_Work instructions_
Can you retype every record below exactly as written?

*** Data excerpts ***

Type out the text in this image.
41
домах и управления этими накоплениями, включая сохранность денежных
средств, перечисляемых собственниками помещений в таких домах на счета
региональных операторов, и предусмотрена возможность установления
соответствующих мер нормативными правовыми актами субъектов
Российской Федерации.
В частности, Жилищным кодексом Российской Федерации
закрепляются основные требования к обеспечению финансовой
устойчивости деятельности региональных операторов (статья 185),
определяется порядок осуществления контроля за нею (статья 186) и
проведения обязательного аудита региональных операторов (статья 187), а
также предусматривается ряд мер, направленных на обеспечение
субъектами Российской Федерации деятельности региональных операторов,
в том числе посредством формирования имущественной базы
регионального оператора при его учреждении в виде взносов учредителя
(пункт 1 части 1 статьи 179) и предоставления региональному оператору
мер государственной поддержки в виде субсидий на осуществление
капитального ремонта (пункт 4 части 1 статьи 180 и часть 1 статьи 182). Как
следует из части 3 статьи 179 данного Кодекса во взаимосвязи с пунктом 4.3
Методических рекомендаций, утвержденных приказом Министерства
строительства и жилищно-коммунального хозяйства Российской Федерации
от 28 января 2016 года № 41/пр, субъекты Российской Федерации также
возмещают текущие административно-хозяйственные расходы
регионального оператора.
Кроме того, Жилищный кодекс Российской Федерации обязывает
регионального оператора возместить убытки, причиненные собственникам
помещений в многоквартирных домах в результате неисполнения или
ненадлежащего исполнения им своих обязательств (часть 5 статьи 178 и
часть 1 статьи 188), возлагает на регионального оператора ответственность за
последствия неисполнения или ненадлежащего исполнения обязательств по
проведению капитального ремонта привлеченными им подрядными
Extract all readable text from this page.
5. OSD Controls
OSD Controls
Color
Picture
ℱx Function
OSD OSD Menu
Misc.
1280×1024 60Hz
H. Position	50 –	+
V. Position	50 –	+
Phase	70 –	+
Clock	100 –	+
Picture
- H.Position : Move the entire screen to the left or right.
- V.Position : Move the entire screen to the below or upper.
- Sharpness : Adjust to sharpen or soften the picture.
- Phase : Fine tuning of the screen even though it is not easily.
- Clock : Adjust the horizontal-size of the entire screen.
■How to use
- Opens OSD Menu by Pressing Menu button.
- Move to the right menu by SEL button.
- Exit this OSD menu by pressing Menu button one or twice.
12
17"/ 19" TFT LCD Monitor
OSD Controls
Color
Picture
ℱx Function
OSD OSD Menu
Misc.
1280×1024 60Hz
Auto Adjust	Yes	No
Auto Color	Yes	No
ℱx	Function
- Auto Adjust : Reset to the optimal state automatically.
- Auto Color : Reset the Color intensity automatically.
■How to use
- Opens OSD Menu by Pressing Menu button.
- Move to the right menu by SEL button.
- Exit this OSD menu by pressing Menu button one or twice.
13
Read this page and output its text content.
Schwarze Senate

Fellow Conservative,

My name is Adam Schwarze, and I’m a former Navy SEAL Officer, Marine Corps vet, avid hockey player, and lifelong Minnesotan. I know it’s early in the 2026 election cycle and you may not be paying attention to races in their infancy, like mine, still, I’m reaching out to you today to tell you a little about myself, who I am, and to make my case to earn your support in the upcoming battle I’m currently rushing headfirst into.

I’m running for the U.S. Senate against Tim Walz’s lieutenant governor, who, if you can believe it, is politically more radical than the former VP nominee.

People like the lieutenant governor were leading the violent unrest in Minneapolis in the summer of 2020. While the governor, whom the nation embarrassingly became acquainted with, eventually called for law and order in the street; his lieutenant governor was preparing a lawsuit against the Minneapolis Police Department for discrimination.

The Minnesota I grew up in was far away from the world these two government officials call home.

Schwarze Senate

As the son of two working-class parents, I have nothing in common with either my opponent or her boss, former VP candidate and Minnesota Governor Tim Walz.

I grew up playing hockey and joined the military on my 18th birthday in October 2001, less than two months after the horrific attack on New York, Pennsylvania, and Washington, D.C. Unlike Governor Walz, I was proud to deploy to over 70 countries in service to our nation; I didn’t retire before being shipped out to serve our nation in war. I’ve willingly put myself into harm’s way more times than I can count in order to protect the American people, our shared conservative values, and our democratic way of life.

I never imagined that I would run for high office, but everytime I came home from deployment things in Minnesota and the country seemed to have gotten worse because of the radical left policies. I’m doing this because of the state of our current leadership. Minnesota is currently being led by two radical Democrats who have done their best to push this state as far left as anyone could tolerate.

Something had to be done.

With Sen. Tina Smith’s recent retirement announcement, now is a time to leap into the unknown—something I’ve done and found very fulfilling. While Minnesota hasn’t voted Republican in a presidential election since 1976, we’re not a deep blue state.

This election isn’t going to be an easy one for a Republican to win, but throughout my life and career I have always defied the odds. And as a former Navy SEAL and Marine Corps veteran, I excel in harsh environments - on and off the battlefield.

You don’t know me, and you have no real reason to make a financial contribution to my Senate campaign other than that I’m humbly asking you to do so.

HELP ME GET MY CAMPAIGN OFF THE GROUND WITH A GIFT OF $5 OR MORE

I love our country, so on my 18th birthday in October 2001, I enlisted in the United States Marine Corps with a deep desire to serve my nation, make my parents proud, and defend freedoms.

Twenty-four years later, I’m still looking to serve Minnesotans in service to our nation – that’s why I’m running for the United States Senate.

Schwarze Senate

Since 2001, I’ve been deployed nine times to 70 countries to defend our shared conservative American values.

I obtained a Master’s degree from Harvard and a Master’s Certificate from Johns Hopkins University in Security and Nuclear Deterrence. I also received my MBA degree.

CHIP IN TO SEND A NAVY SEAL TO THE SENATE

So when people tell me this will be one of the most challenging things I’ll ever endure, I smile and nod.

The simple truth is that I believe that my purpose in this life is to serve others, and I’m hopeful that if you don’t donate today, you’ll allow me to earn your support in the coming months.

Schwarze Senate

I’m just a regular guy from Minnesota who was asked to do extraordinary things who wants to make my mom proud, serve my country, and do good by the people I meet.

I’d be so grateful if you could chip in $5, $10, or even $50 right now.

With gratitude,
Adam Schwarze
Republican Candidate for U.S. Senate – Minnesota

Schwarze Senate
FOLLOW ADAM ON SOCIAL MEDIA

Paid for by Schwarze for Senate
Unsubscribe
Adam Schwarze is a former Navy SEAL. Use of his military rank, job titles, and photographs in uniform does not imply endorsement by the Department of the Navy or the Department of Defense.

***

_Exercise result_
Type out the text in this image.
41
домах и управления этими накоплениями, включая сохранность денежных
средств, перечисляемых собственниками помещений в таких домах на счета
региональных операторов, и предусмотрена возможность установления
соответствующих мер нормативными правовыми актами субъектов
Российской Федерации.
В частности, Жилищным кодексом Российской Федерации
закрепляются основные требования к обеспечению финансовой
устойчивости деятельности региональных операторов (статья 185),
определяется порядок осуществления контроля за нею (статья 186) и
проведения обязательного аудита региональных операторов (статья 187), а
также предусматривается ряд мер, направленных на обеспечение
субъектами Российской Федерации деятельности региональных операторов,
в том числе посредством формирования имущественной базы
регионального оператора при его учреждении в виде взносов учредителя
(пункт 1 части 1 статьи 179) и предоставления региональному оператору
мер государственной поддержки в виде субсидий на осуществление
капитального ремонта (пункт 4 части 1 статьи 180 и часть 1 статьи 182). Как
следует из части 3 статьи 179 данного Кодекса во взаимосвязи с пунктом 4.3
Методических рекомендаций, утвержденных приказом Министерства
строительства и жилищно-коммунального хозяйства Российской Федерации
от 28 января 2016 года № 41/пр, субъекты Российской Федерации также
возмещают текущие административно-хозяйственные расходы
регионального оператора.
Кроме того, Жилищный кодекс Российской Федерации обязывает
регионального оператора возместить убытки, причиненные собственникам
помещений в многоквартирных домах в результате неисполнения или
ненадлежащего исполнения им своих обязательств (часть 5 статьи 178 и
часть 1 статьи 188), возлагает на регионального оператора ответственность за
последствия неисполнения или ненадлежащего исполнения обязательств по
проведению капитального ремонта привлеченными им подрядными
Extract all readable text from this page.
5. OSD Controls
OSD Controls
Color
Picture
ℱx Function
OSD OSD Menu
Misc.
1280×1024 60Hz
H. Position	50 –	+
V. Position	50 –	+
Phase	70 –	+
Clock	100 –	+
Picture
- H.Position : Move the entire screen to the left or right.
- V.Position : Move the entire screen to the below or upper.
- Sharpness : Adjust to sharpen or soften the picture.
- Phase : Fine tuning of the screen even though it is not easily.
- Clock : Adjust the horizontal-size of the entire screen.
■How to use
- Opens OSD Menu by Pressing Menu button.
- Move to the right menu by SEL button.
- Exit this OSD menu by pressing Menu button one or twice.
12
17"/ 19" TFT LCD Monitor
OSD Controls
Color
Picture
ℱx Function
OSD OSD Menu
Misc.
1280×1024 60Hz
Auto Adjust	Yes	No
Auto Color	Yes	No
ℱx	Function
- Auto Adjust : Reset to the optimal state automatically.
- Auto Color : Reset the Color intensity automatically.
■How to use
- Opens OSD Menu by Pressing Menu button.
- Move to the right menu by SEL button.
- Exit this OSD menu by pressing Menu button one or twice.
13
Read this page and output its text content.
Schwarze Senate

Fellow Conservative,

My name is Adam Schwarze, and I’m a former Navy SEAL Officer, Marine Corps vet, avid hockey player, and lifelong Minnesotan. I know it’s early in the 2026 election cycle and you may not be paying attention to races in their infancy, like mine, still, I’m reaching out to you today to tell you a little about myself, who I am, and to make my case to earn your support in the upcoming battle I’m currently rushing headfirst into.

I’m running for the U.S. Senate against Tim Walz’s lieutenant governor, who, if you can believe it, is politically more radical than the former VP nominee.

People like the lieutenant governor were leading the violent unrest in Minneapolis in the summer of 2020. While the governor, whom the nation embarrassingly became acquainted with, eventually called for law and order in the street; his lieutenant governor was preparing a lawsuit against the Minneapolis Police Department for discrimination.

The Minnesota I grew up in was far away from the world these two government officials call home.

Schwarze Senate

As the son of two working-class parents, I have nothing in common with either my opponent or her boss, former VP candidate and Minnesota Governor Tim Walz.

I grew up playing hockey and joined the military on my 18th birthday in October 2001, less than two months after the horrific attack on New York, Pennsylvania, and Washington, D.C. Unlike Governor Walz, I was proud to deploy to over 70 countries in service to our nation; I didn’t retire before being shipped out to serve our nation in war. I’ve willingly put myself into harm’s way more times than I can count in order to protect the American people, our shared conservative values, and our democratic way of life.

I never imagined that I would run for high office, but everytime I came home from deployment things in Minnesota and the country seemed to have gotten worse because of the radical left policies. I’m doing this because of the state of our current leadership. Minnesota is currently being led by two radical Democrats who have done their best to push this state as far left as anyone could tolerate.

Something had to be done.

With Sen. Tina Smith’s recent retirement announcement, now is a time to leap into the unknown—something I’ve done and found very fulfilling. While Minnesota hasn’t voted Republican in a presidential election since 1976, we’re not a deep blue state.

This election isn’t going to be an easy one for a Republican to win, but throughout my life and career I have always defied the odds. And as a former Navy SEAL and Marine Corps veteran, I excel in harsh environments - on and off the battlefield.

You don’t know me, and you have no real reason to make a financial contribution to my Senate campaign other than that I’m humbly asking you to do so.

HELP ME GET MY CAMPAIGN OFF THE GROUND WITH A GIFT OF $5 OR MORE

I love our country, so on my 18th birthday in October 2001, I enlisted in the United States Marine Corps with a deep desire to serve my nation, make my parents proud, and defend freedoms.

Twenty-four years later, I’m still looking to serve Minnesotans in service to our nation – that’s why I’m running for the United States Senate.

Schwarze Senate

Since 2001, I’ve been deployed nine times to 70 countries to defend our shared conservative American values.

I obtained a Master’s degree from Harvard and a Master’s Certificate from Johns Hopkins University in Security and Nuclear Deterrence. I also received my MBA degree.

CHIP IN TO SEND A NAVY SEAL TO THE SENATE

So when people tell me this will be one of the most challenging things I’ll ever endure, I smile and nod.

The simple truth is that I believe that my purpose in this life is to serve others, and I’m hopeful that if you don’t donate today, you’ll allow me to earn your support in the coming months.

Schwarze Senate

I’m just a regular guy from Minnesota who was asked to do extraordinary things who wants to make my mom proud, serve my country, and do good by the people I meet.

I’d be so grateful if you could chip in $5, $10, or even $50 right now.

With gratitude,
Adam Schwarze
Republican Candidate for U.S. Senate – Minnesota

Schwarze Senate
FOLLOW ADAM ON SOCIAL MEDIA

Paid for by Schwarze for Senate
Unsubscribe
Adam Schwarze is a former Navy SEAL. Use of his military rank, job titles, and photographs in uniform does not imply endorsement by the Department of the Navy or the Department of Defense.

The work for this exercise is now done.